- **The problem**
Transcribe the material below exactly as it appears.

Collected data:
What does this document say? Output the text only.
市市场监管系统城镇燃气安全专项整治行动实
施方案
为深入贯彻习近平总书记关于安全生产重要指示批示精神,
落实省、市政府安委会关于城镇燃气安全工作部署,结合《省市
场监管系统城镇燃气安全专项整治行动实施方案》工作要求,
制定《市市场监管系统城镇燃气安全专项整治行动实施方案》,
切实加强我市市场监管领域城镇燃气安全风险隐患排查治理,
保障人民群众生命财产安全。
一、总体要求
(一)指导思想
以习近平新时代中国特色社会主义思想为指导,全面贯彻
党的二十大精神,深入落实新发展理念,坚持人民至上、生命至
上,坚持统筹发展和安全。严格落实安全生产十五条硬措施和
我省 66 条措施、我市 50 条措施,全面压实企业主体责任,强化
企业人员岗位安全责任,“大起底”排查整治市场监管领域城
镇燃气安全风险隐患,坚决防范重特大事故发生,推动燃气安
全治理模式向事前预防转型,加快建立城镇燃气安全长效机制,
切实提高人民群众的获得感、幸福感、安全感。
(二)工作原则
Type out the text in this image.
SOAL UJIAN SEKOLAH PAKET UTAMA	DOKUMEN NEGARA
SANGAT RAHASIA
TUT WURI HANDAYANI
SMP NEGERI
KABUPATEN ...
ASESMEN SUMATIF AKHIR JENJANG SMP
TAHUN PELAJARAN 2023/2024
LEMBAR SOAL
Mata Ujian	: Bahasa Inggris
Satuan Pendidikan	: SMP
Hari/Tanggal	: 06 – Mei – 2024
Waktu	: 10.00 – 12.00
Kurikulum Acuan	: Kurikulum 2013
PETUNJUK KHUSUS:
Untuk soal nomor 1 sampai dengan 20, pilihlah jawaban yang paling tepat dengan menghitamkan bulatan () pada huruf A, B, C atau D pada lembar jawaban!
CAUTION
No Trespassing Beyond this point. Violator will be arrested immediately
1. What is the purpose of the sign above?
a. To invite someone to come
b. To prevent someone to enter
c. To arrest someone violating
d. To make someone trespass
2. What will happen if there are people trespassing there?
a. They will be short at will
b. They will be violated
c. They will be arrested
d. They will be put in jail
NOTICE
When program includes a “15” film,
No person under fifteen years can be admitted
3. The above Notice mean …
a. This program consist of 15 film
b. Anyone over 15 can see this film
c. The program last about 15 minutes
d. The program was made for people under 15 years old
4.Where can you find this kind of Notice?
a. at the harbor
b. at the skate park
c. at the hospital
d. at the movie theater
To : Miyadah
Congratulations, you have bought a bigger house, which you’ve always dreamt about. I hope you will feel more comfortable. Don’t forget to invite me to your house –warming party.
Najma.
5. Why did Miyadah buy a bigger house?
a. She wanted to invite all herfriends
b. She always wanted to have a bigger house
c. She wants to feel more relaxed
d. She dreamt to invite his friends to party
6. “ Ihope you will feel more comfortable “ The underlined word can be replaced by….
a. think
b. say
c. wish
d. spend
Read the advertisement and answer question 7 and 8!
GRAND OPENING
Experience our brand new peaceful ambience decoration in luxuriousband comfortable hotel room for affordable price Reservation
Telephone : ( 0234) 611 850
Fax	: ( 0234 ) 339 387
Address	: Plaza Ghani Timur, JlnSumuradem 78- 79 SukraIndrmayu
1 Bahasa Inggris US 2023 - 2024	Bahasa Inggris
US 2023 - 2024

- **Response to the exercise**
What does this document say? Output the text only.
市市场监管系统城镇燃气安全专项整治行动实
施方案
为深入贯彻习近平总书记关于安全生产重要指示批示精神,
落实省、市政府安委会关于城镇燃气安全工作部署,结合《省市
场监管系统城镇燃气安全专项整治行动实施方案》工作要求,
制定《市市场监管系统城镇燃气安全专项整治行动实施方案》,
切实加强我市市场监管领域城镇燃气安全风险隐患排查治理,
保障人民群众生命财产安全。
一、总体要求
(一)指导思想
以习近平新时代中国特色社会主义思想为指导,全面贯彻
党的二十大精神,深入落实新发展理念,坚持人民至上、生命至
上,坚持统筹发展和安全。严格落实安全生产十五条硬措施和
我省 66 条措施、我市 50 条措施,全面压实企业主体责任,强化
企业人员岗位安全责任,“大起底”排查整治市场监管领域城
镇燃气安全风险隐患,坚决防范重特大事故发生,推动燃气安
全治理模式向事前预防转型,加快建立城镇燃气安全长效机制,
切实提高人民群众的获得感、幸福感、安全感。
(二)工作原则
Type out the text in this image.
SOAL UJIAN SEKOLAH PAKET UTAMA	DOKUMEN NEGARA
SANGAT RAHASIA
TUT WURI HANDAYANI
SMP NEGERI
KABUPATEN ...
ASESMEN SUMATIF AKHIR JENJANG SMP
TAHUN PELAJARAN 2023/2024
LEMBAR SOAL
Mata Ujian	: Bahasa Inggris
Satuan Pendidikan	: SMP
Hari/Tanggal	: 06 – Mei – 2024
Waktu	: 10.00 – 12.00
Kurikulum Acuan	: Kurikulum 2013
PETUNJUK KHUSUS:
Untuk soal nomor 1 sampai dengan 20, pilihlah jawaban yang paling tepat dengan menghitamkan bulatan () pada huruf A, B, C atau D pada lembar jawaban!
CAUTION
No Trespassing Beyond this point. Violator will be arrested immediately
1. What is the purpose of the sign above?
a. To invite someone to come
b. To prevent someone to enter
c. To arrest someone violating
d. To make someone trespass
2. What will happen if there are people trespassing there?
a. They will be short at will
b. They will be violated
c. They will be arrested
d. They will be put in jail
NOTICE
When program includes a “15” film,
No person under fifteen years can be admitted
3. The above Notice mean …
a. This program consist of 15 film
b. Anyone over 15 can see this film
c. The program last about 15 minutes
d. The program was made for people under 15 years old
4.Where can you find this kind of Notice?
a. at the harbor
b. at the skate park
c. at the hospital
d. at the movie theater
To : Miyadah
Congratulations, you have bought a bigger house, which you’ve always dreamt about. I hope you will feel more comfortable. Don’t forget to invite me to your house –warming party.
Najma.
5. Why did Miyadah buy a bigger house?
a. She wanted to invite all herfriends
b. She always wanted to have a bigger house
c. She wants to feel more relaxed
d. She dreamt to invite his friends to party
6. “ Ihope you will feel more comfortable “ The underlined word can be replaced by….
a. think
b. say
c. wish
d. spend
Read the advertisement and answer question 7 and 8!
GRAND OPENING
Experience our brand new peaceful ambience decoration in luxuriousband comfortable hotel room for affordable price Reservation
Telephone : ( 0234) 611 850
Fax	: ( 0234 ) 339 387
Address	: Plaza Ghani Timur, JlnSumuradem 78- 79 SukraIndrmayu
1 Bahasa Inggris US 2023 - 2024	Bahasa Inggris
US 2023 - 2024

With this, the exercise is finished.